#### [Records from a data source]
****************************************
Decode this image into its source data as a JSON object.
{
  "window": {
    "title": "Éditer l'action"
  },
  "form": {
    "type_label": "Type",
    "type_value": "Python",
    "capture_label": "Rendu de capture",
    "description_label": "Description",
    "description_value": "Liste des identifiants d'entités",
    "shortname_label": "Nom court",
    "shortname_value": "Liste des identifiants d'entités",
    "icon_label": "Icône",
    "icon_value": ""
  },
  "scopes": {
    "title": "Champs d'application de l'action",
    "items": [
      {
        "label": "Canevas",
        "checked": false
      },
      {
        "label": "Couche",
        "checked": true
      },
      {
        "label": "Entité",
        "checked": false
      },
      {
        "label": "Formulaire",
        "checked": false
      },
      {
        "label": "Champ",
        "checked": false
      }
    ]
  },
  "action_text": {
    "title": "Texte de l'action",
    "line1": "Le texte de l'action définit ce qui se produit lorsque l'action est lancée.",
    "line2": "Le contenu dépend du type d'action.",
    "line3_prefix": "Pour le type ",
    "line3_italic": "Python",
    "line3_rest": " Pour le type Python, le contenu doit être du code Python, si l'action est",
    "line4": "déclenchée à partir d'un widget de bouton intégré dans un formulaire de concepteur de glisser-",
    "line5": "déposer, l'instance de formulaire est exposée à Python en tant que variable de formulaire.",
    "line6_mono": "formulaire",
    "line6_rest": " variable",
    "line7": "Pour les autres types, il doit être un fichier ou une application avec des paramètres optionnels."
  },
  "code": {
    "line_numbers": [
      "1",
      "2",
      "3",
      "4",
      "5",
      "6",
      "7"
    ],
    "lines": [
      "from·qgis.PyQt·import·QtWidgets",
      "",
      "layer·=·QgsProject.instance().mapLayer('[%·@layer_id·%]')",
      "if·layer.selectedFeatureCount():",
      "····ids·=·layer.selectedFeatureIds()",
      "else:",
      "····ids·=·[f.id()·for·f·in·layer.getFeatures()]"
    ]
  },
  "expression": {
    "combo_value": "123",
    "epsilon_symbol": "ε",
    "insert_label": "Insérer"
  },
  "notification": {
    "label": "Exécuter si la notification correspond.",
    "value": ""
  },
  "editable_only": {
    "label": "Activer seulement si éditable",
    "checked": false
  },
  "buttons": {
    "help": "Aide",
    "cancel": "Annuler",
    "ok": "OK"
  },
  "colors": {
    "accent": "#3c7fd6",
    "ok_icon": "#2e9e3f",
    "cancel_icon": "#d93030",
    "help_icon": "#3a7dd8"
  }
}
****************************************
#### [AIM OF THE EXERCISE]
Tally every line of the data that holds the word "Pour" and write the count alone.

#### [COMPLETE ANSWER]
3